▶ **ENTRIES SUPPLIED**:
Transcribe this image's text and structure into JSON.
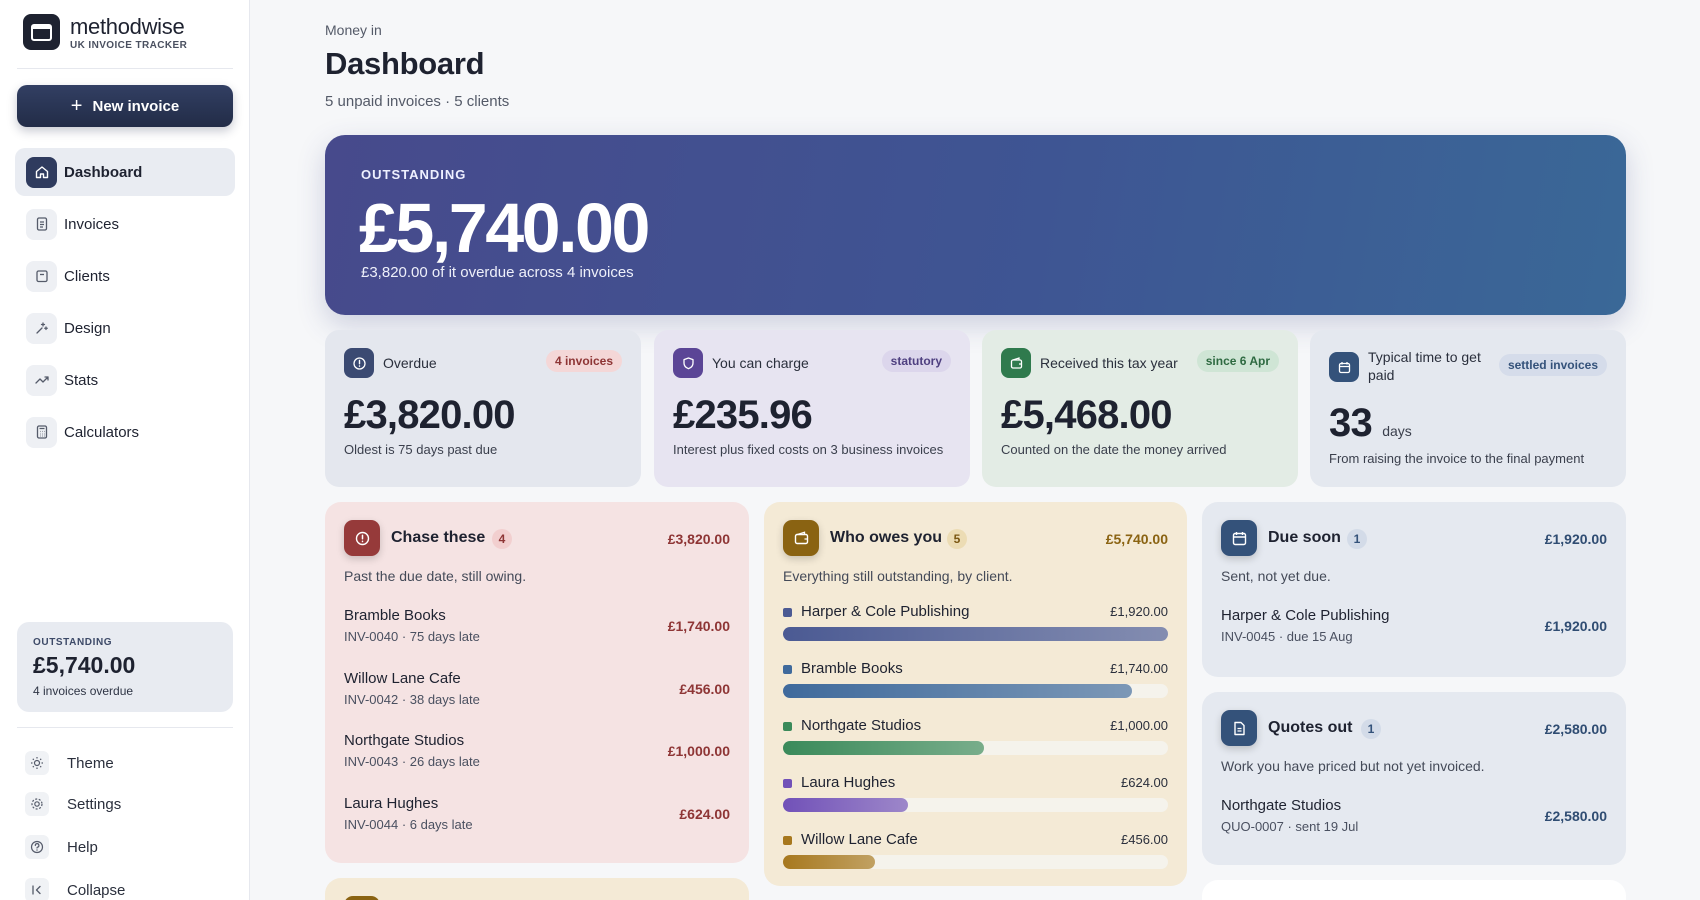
{
  "brand": {
    "name": "methodwise",
    "tagline": "UK INVOICE TRACKER"
  },
  "sidebar": {
    "new_invoice_label": "New invoice",
    "nav": [
      {
        "label": "Dashboard",
        "icon": "home-icon",
        "active": true
      },
      {
        "label": "Invoices",
        "icon": "document-icon"
      },
      {
        "label": "Clients",
        "icon": "folder-icon"
      },
      {
        "label": "Design",
        "icon": "sparkle-icon"
      },
      {
        "label": "Stats",
        "icon": "trend-icon"
      },
      {
        "label": "Calculators",
        "icon": "calculator-icon"
      }
    ],
    "summary": {
      "label": "OUTSTANDING",
      "amount": "£5,740.00",
      "sub": "4 invoices overdue"
    },
    "footer": [
      {
        "label": "Theme",
        "icon": "sun-icon"
      },
      {
        "label": "Settings",
        "icon": "gear-icon"
      },
      {
        "label": "Help",
        "icon": "help-icon"
      },
      {
        "label": "Collapse",
        "icon": "collapse-icon"
      }
    ]
  },
  "header": {
    "eyebrow": "Money in",
    "title": "Dashboard",
    "subtitle": "5 unpaid invoices · 5 clients"
  },
  "hero": {
    "label": "OUTSTANDING",
    "amount": "£5,740.00",
    "sub": "£3,820.00 of it overdue across 4 invoices"
  },
  "stats": [
    {
      "label": "Overdue",
      "badge": "4 invoices",
      "value": "£3,820.00",
      "unit": "",
      "sub": "Oldest is 75 days past due",
      "icon": "clock-icon"
    },
    {
      "label": "You can charge",
      "badge": "statutory",
      "value": "£235.96",
      "unit": "",
      "sub": "Interest plus fixed costs on 3 business invoices",
      "icon": "shield-icon"
    },
    {
      "label": "Received this tax year",
      "badge": "since 6 Apr",
      "value": "£5,468.00",
      "unit": "",
      "sub": "Counted on the date the money arrived",
      "icon": "wallet-icon"
    },
    {
      "label": "Typical time to get paid",
      "badge": "settled invoices",
      "value": "33",
      "unit": "days",
      "sub": "From raising the invoice to the final payment",
      "icon": "calendar-icon"
    }
  ],
  "chase": {
    "title": "Chase these",
    "count": "4",
    "total": "£3,820.00",
    "desc": "Past the due date, still owing.",
    "rows": [
      {
        "name": "Bramble Books",
        "meta": "INV-0040 · 75 days late",
        "amount": "£1,740.00"
      },
      {
        "name": "Willow Lane Cafe",
        "meta": "INV-0042 · 38 days late",
        "amount": "£456.00"
      },
      {
        "name": "Northgate Studios",
        "meta": "INV-0043 · 26 days late",
        "amount": "£1,000.00"
      },
      {
        "name": "Laura Hughes",
        "meta": "INV-0044 · 6 days late",
        "amount": "£624.00"
      }
    ]
  },
  "owes": {
    "title": "Who owes you",
    "count": "5",
    "total": "£5,740.00",
    "desc": "Everything still outstanding, by client.",
    "rows": [
      {
        "name": "Harper & Cole Publishing",
        "amount": "£1,920.00",
        "share": 1.0,
        "color": "#4b5a93"
      },
      {
        "name": "Bramble Books",
        "amount": "£1,740.00",
        "share": 0.906,
        "color": "#3f6a9c"
      },
      {
        "name": "Northgate Studios",
        "amount": "£1,000.00",
        "share": 0.521,
        "color": "#3a8a5a"
      },
      {
        "name": "Laura Hughes",
        "amount": "£624.00",
        "share": 0.325,
        "color": "#7151b8"
      },
      {
        "name": "Willow Lane Cafe",
        "amount": "£456.00",
        "share": 0.238,
        "color": "#a7781e"
      }
    ]
  },
  "due_soon": {
    "title": "Due soon",
    "count": "1",
    "total": "£1,920.00",
    "desc": "Sent, not yet due.",
    "rows": [
      {
        "name": "Harper & Cole Publishing",
        "meta": "INV-0045 · due 15 Aug",
        "amount": "£1,920.00"
      }
    ]
  },
  "quotes": {
    "title": "Quotes out",
    "count": "1",
    "total": "£2,580.00",
    "desc": "Work you have priced but not yet invoiced.",
    "rows": [
      {
        "name": "Northgate Studios",
        "meta": "QUO-0007 · sent 19 Jul",
        "amount": "£2,580.00"
      }
    ]
  },
  "colors": {
    "accent": "#2f3b5e",
    "danger": "#8a2f2f",
    "gold": "#8a6312",
    "blue": "#2f4c72"
  }
}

▶ **EXERCISE**: Write out the entries again, exactly as given, skipping any images.

▶ **ANSWER TO THIS PROBLEM**:
Transcribe this image's text and structure into JSON.
{
  "brand": {
    "name": "methodwise",
    "tagline": "UK INVOICE TRACKER"
  },
  "sidebar": {
    "new_invoice_label": "New invoice",
    "nav": [
      {
        "label": "Dashboard",
        "icon": "home-icon",
        "active": true
      },
      {
        "label": "Invoices",
        "icon": "document-icon"
      },
      {
        "label": "Clients",
        "icon": "folder-icon"
      },
      {
        "label": "Design",
        "icon": "sparkle-icon"
      },
      {
        "label": "Stats",
        "icon": "trend-icon"
      },
      {
        "label": "Calculators",
        "icon": "calculator-icon"
      }
    ],
    "summary": {
      "label": "OUTSTANDING",
      "amount": "£5,740.00",
      "sub": "4 invoices overdue"
    },
    "footer": [
      {
        "label": "Theme",
        "icon": "sun-icon"
      },
      {
        "label": "Settings",
        "icon": "gear-icon"
      },
      {
        "label": "Help",
        "icon": "help-icon"
      },
      {
        "label": "Collapse",
        "icon": "collapse-icon"
      }
    ]
  },
  "header": {
    "eyebrow": "Money in",
    "title": "Dashboard",
    "subtitle": "5 unpaid invoices · 5 clients"
  },
  "hero": {
    "label": "OUTSTANDING",
    "amount": "£5,740.00",
    "sub": "£3,820.00 of it overdue across 4 invoices"
  },
  "stats": [
    {
      "label": "Overdue",
      "badge": "4 invoices",
      "value": "£3,820.00",
      "unit": "",
      "sub": "Oldest is 75 days past due",
      "icon": "clock-icon"
    },
    {
      "label": "You can charge",
      "badge": "statutory",
      "value": "£235.96",
      "unit": "",
      "sub": "Interest plus fixed costs on 3 business invoices",
      "icon": "shield-icon"
    },
    {
      "label": "Received this tax year",
      "badge": "since 6 Apr",
      "value": "£5,468.00",
      "unit": "",
      "sub": "Counted on the date the money arrived",
      "icon": "wallet-icon"
    },
    {
      "label": "Typical time to get paid",
      "badge": "settled invoices",
      "value": "33",
      "unit": "days",
      "sub": "From raising the invoice to the final payment",
      "icon": "calendar-icon"
    }
  ],
  "chase": {
    "title": "Chase these",
    "count": "4",
    "total": "£3,820.00",
    "desc": "Past the due date, still owing.",
    "rows": [
      {
        "name": "Bramble Books",
        "meta": "INV-0040 · 75 days late",
        "amount": "£1,740.00"
      },
      {
        "name": "Willow Lane Cafe",
        "meta": "INV-0042 · 38 days late",
        "amount": "£456.00"
      },
      {
        "name": "Northgate Studios",
        "meta": "INV-0043 · 26 days late",
        "amount": "£1,000.00"
      },
      {
        "name": "Laura Hughes",
        "meta": "INV-0044 · 6 days late",
        "amount": "£624.00"
      }
    ]
  },
  "owes": {
    "title": "Who owes you",
    "count": "5",
    "total": "£5,740.00",
    "desc": "Everything still outstanding, by client.",
    "rows": [
      {
        "name": "Harper & Cole Publishing",
        "amount": "£1,920.00",
        "share": 1.0,
        "color": "#4b5a93"
      },
      {
        "name": "Bramble Books",
        "amount": "£1,740.00",
        "share": 0.906,
        "color": "#3f6a9c"
      },
      {
        "name": "Northgate Studios",
        "amount": "£1,000.00",
        "share": 0.521,
        "color": "#3a8a5a"
      },
      {
        "name": "Laura Hughes",
        "amount": "£624.00",
        "share": 0.325,
        "color": "#7151b8"
      },
      {
        "name": "Willow Lane Cafe",
        "amount": "£456.00",
        "share": 0.238,
        "color": "#a7781e"
      }
    ]
  },
  "due_soon": {
    "title": "Due soon",
    "count": "1",
    "total": "£1,920.00",
    "desc": "Sent, not yet due.",
    "rows": [
      {
        "name": "Harper & Cole Publishing",
        "meta": "INV-0045 · due 15 Aug",
        "amount": "£1,920.00"
      }
    ]
  },
  "quotes": {
    "title": "Quotes out",
    "count": "1",
    "total": "£2,580.00",
    "desc": "Work you have priced but not yet invoiced.",
    "rows": [
      {
        "name": "Northgate Studios",
        "meta": "QUO-0007 · sent 19 Jul",
        "amount": "£2,580.00"
      }
    ]
  },
  "colors": {
    "accent": "#2f3b5e",
    "danger": "#8a2f2f",
    "gold": "#8a6312",
    "blue": "#2f4c72"
  }
}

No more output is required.